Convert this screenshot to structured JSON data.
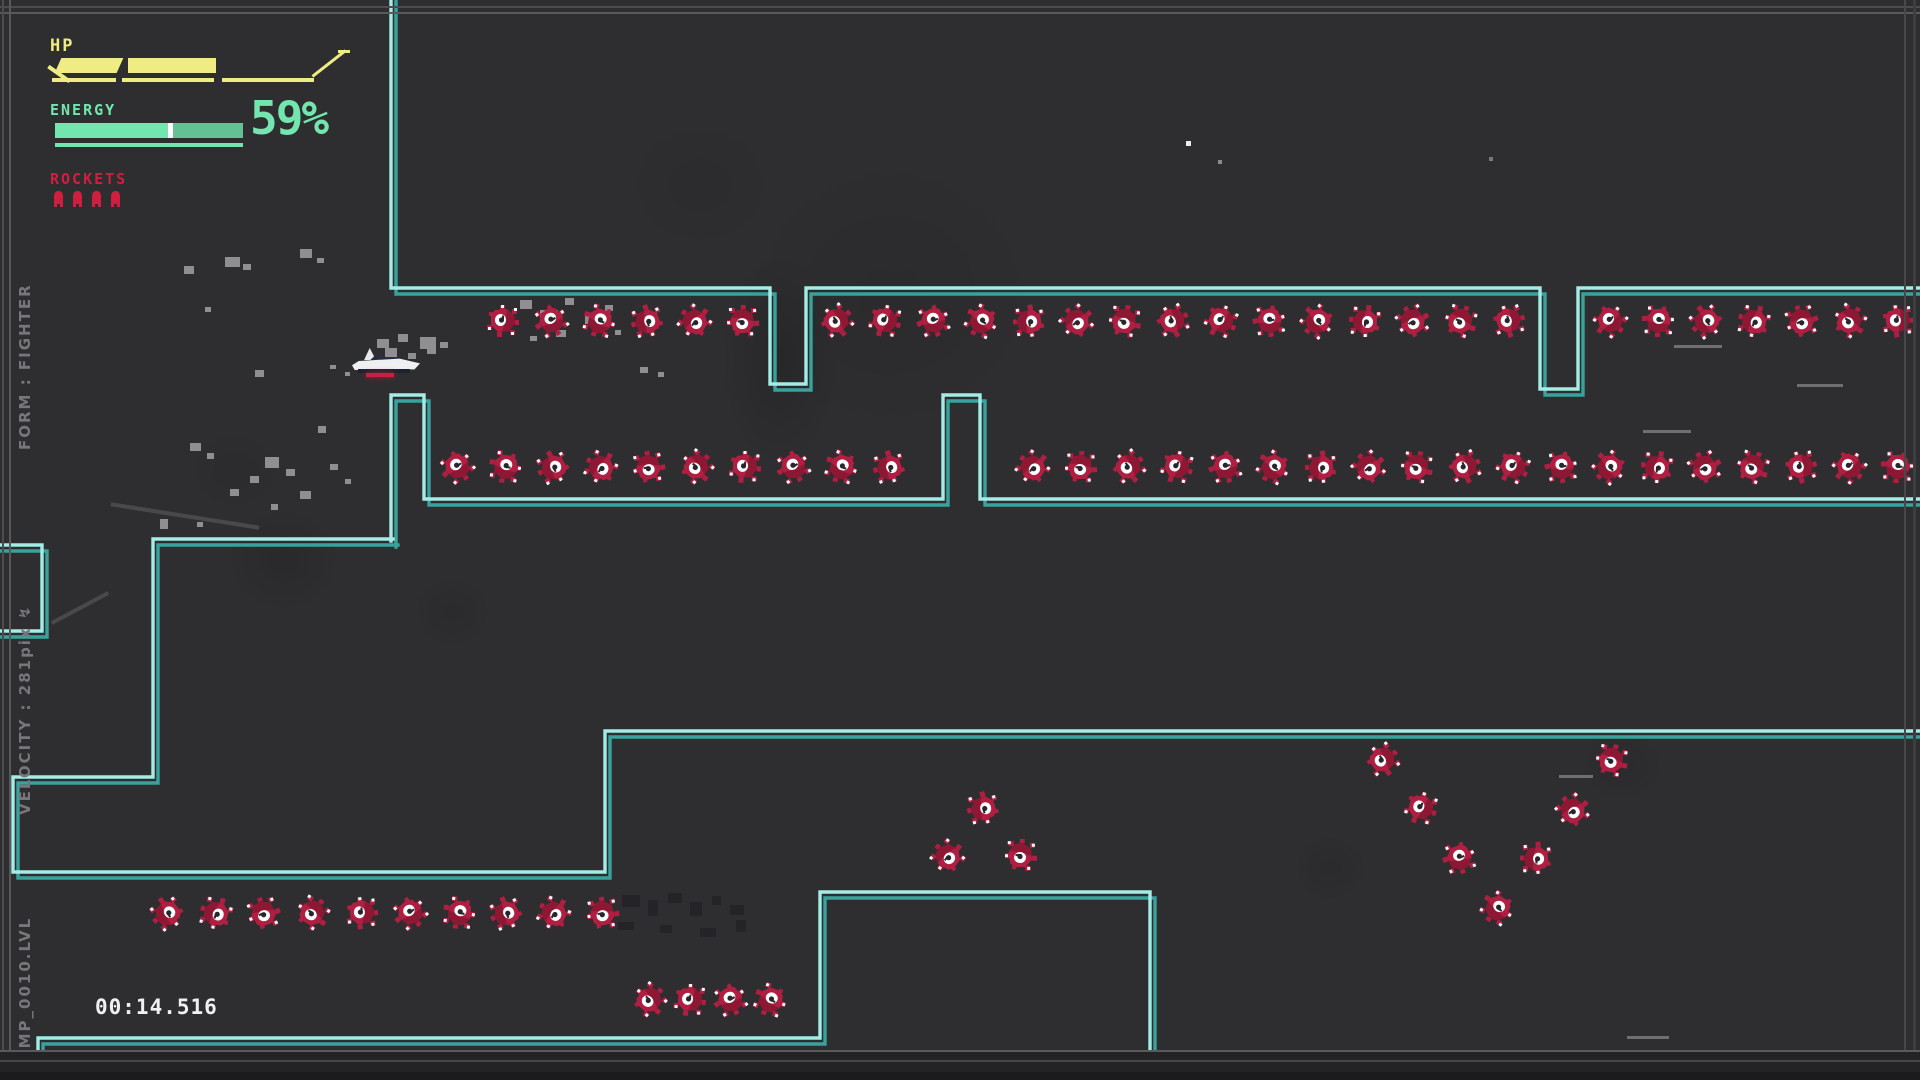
{
  "hud": {
    "hp_label": "HP",
    "energy_label": "ENERGY",
    "energy_percent": "59%",
    "rockets_label": "ROCKETS",
    "rocket_count": 4
  },
  "side_info": {
    "level_file": "CAMP_0010.LVL",
    "velocity": "VELOCITY : 281pix ↯",
    "form": "FORM : FIGHTER"
  },
  "timer": "00:14.516",
  "colors": {
    "background": "#2e2e30",
    "wall_bright": "#a4ece6",
    "wall_dark": "#3aa29c",
    "hp_yellow": "#efec83",
    "energy_mint": "#72e6ae",
    "rocket_red": "#d01f3e",
    "mine_crimson": "#b01f42",
    "mine_shade": "#8e1834",
    "timer_white": "#f0f0f0",
    "side_text_gray": "#77777b"
  },
  "level": {
    "walls": [
      {
        "name": "top-corridor",
        "points": [
          [
            391,
            -6
          ],
          [
            391,
            288
          ],
          [
            770,
            288
          ],
          [
            770,
            384
          ],
          [
            806,
            384
          ],
          [
            806,
            288
          ],
          [
            1540,
            288
          ],
          [
            1540,
            389
          ],
          [
            1578,
            389
          ],
          [
            1578,
            288
          ],
          [
            1926,
            288
          ]
        ]
      },
      {
        "name": "second-wall",
        "points": [
          [
            391,
            541
          ],
          [
            391,
            395
          ],
          [
            424,
            395
          ],
          [
            424,
            499
          ],
          [
            943,
            499
          ],
          [
            943,
            395
          ],
          [
            980,
            395
          ],
          [
            980,
            499
          ],
          [
            1926,
            499
          ]
        ]
      },
      {
        "name": "staircase",
        "points": [
          [
            393,
            539
          ],
          [
            153,
            539
          ],
          [
            153,
            777
          ],
          [
            13,
            777
          ],
          [
            13,
            872
          ],
          [
            605,
            872
          ],
          [
            605,
            731
          ],
          [
            1926,
            731
          ]
        ]
      },
      {
        "name": "bottom-step",
        "points": [
          [
            38,
            1086
          ],
          [
            38,
            1038
          ],
          [
            820,
            1038
          ],
          [
            820,
            892
          ],
          [
            1150,
            892
          ],
          [
            1150,
            1086
          ]
        ]
      },
      {
        "name": "left-box",
        "points": [
          [
            -6,
            545
          ],
          [
            42,
            545
          ],
          [
            42,
            631
          ],
          [
            -6,
            631
          ]
        ]
      }
    ],
    "mines": [
      [
        503,
        321
      ],
      [
        551,
        321
      ],
      [
        599,
        321
      ],
      [
        647,
        321
      ],
      [
        695,
        321
      ],
      [
        743,
        321
      ],
      [
        837,
        321
      ],
      [
        885,
        321
      ],
      [
        933,
        321
      ],
      [
        981,
        321
      ],
      [
        1029,
        321
      ],
      [
        1077,
        321
      ],
      [
        1125,
        321
      ],
      [
        1173,
        321
      ],
      [
        1221,
        321
      ],
      [
        1269,
        321
      ],
      [
        1317,
        321
      ],
      [
        1365,
        321
      ],
      [
        1413,
        321
      ],
      [
        1461,
        321
      ],
      [
        1509,
        321
      ],
      [
        1610,
        321
      ],
      [
        1658,
        321
      ],
      [
        1706,
        321
      ],
      [
        1754,
        321
      ],
      [
        1802,
        321
      ],
      [
        1850,
        321
      ],
      [
        1898,
        321
      ],
      [
        457,
        467
      ],
      [
        505,
        467
      ],
      [
        553,
        467
      ],
      [
        601,
        467
      ],
      [
        649,
        467
      ],
      [
        697,
        467
      ],
      [
        745,
        467
      ],
      [
        793,
        467
      ],
      [
        841,
        467
      ],
      [
        889,
        467
      ],
      [
        1033,
        467
      ],
      [
        1081,
        467
      ],
      [
        1129,
        467
      ],
      [
        1177,
        467
      ],
      [
        1225,
        467
      ],
      [
        1273,
        467
      ],
      [
        1321,
        467
      ],
      [
        1369,
        467
      ],
      [
        1417,
        467
      ],
      [
        1465,
        467
      ],
      [
        1513,
        467
      ],
      [
        1561,
        467
      ],
      [
        1609,
        467
      ],
      [
        1657,
        467
      ],
      [
        1705,
        467
      ],
      [
        1753,
        467
      ],
      [
        1801,
        467
      ],
      [
        1849,
        467
      ],
      [
        1897,
        467
      ],
      [
        167,
        913
      ],
      [
        216,
        913
      ],
      [
        264,
        913
      ],
      [
        313,
        913
      ],
      [
        362,
        913
      ],
      [
        410,
        913
      ],
      [
        459,
        913
      ],
      [
        506,
        913
      ],
      [
        554,
        913
      ],
      [
        603,
        913
      ],
      [
        650,
        1000
      ],
      [
        690,
        1000
      ],
      [
        730,
        1000
      ],
      [
        770,
        1000
      ],
      [
        983,
        808
      ],
      [
        948,
        856
      ],
      [
        1021,
        855
      ],
      [
        1383,
        760
      ],
      [
        1421,
        808
      ],
      [
        1459,
        858
      ],
      [
        1497,
        908
      ],
      [
        1536,
        858
      ],
      [
        1573,
        810
      ],
      [
        1612,
        760
      ]
    ],
    "debris": [
      [
        184,
        266,
        10,
        8
      ],
      [
        225,
        257,
        15,
        10
      ],
      [
        243,
        264,
        8,
        6
      ],
      [
        300,
        249,
        12,
        9
      ],
      [
        317,
        258,
        7,
        5
      ],
      [
        205,
        307,
        6,
        5
      ],
      [
        255,
        370,
        9,
        7
      ],
      [
        318,
        426,
        8,
        7
      ],
      [
        190,
        443,
        11,
        8
      ],
      [
        207,
        453,
        7,
        6
      ],
      [
        250,
        476,
        9,
        7
      ],
      [
        160,
        519,
        8,
        10
      ],
      [
        197,
        522,
        6,
        5
      ],
      [
        377,
        339,
        12,
        9
      ],
      [
        398,
        334,
        10,
        8
      ],
      [
        420,
        337,
        16,
        12
      ],
      [
        440,
        342,
        8,
        6
      ],
      [
        385,
        348,
        12,
        9
      ],
      [
        408,
        353,
        8,
        6
      ],
      [
        427,
        347,
        9,
        7
      ],
      [
        520,
        300,
        12,
        9
      ],
      [
        540,
        310,
        18,
        12
      ],
      [
        565,
        298,
        9,
        7
      ],
      [
        585,
        315,
        12,
        9
      ],
      [
        605,
        305,
        8,
        6
      ],
      [
        556,
        330,
        10,
        7
      ],
      [
        530,
        336,
        7,
        5
      ],
      [
        615,
        330,
        6,
        5
      ],
      [
        640,
        367,
        8,
        6
      ],
      [
        658,
        372,
        6,
        5
      ],
      [
        265,
        457,
        14,
        11
      ],
      [
        286,
        469,
        9,
        7
      ],
      [
        300,
        491,
        11,
        8
      ],
      [
        271,
        504,
        7,
        6
      ],
      [
        330,
        464,
        8,
        6
      ],
      [
        345,
        479,
        6,
        5
      ],
      [
        230,
        489,
        9,
        7
      ],
      [
        330,
        365,
        6,
        4
      ],
      [
        345,
        372,
        5,
        4
      ]
    ],
    "ghost_debris": [
      [
        622,
        895,
        18,
        12
      ],
      [
        648,
        900,
        10,
        16
      ],
      [
        668,
        893,
        14,
        10
      ],
      [
        690,
        902,
        12,
        14
      ],
      [
        712,
        896,
        9,
        9
      ],
      [
        730,
        905,
        14,
        10
      ],
      [
        618,
        922,
        16,
        8
      ],
      [
        660,
        925,
        12,
        8
      ],
      [
        700,
        928,
        16,
        9
      ],
      [
        736,
        920,
        10,
        12
      ]
    ],
    "dashes": [
      [
        1674,
        345,
        48
      ],
      [
        1797,
        384,
        46
      ],
      [
        1643,
        430,
        48
      ],
      [
        1559,
        775,
        34
      ],
      [
        1627,
        1036,
        42
      ]
    ],
    "particles": [
      [
        1186,
        141,
        5,
        "#ececec"
      ],
      [
        1218,
        160,
        4,
        "#8a8a8a"
      ],
      [
        1489,
        157,
        4,
        "#7a7a7a"
      ]
    ],
    "vignettes": [
      [
        890,
        295,
        160,
        150,
        0.07
      ],
      [
        283,
        560,
        60,
        55,
        0.1
      ],
      [
        452,
        612,
        42,
        38,
        0.08
      ],
      [
        1622,
        765,
        44,
        40,
        0.08
      ],
      [
        1330,
        868,
        40,
        36,
        0.08
      ],
      [
        779,
        360,
        60,
        110,
        0.14
      ],
      [
        700,
        185,
        85,
        75,
        0.05
      ],
      [
        235,
        470,
        50,
        45,
        0.06
      ]
    ],
    "streaks": [
      [
        48,
        606,
        64,
        -28
      ],
      [
        110,
        514,
        150,
        9
      ]
    ]
  },
  "player": {
    "x": 352,
    "y": 346
  }
}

◆ ◆ ◆ ◆ ◆ ◆ ◆

• Written problem
Each line in the entries above that includes the string "name" should be extracted.

• Result of the exercise
        "name": "top-corridor",
        "name": "second-wall",
        "name": "staircase",
        "name": "bottom-step",
        "name": "left-box",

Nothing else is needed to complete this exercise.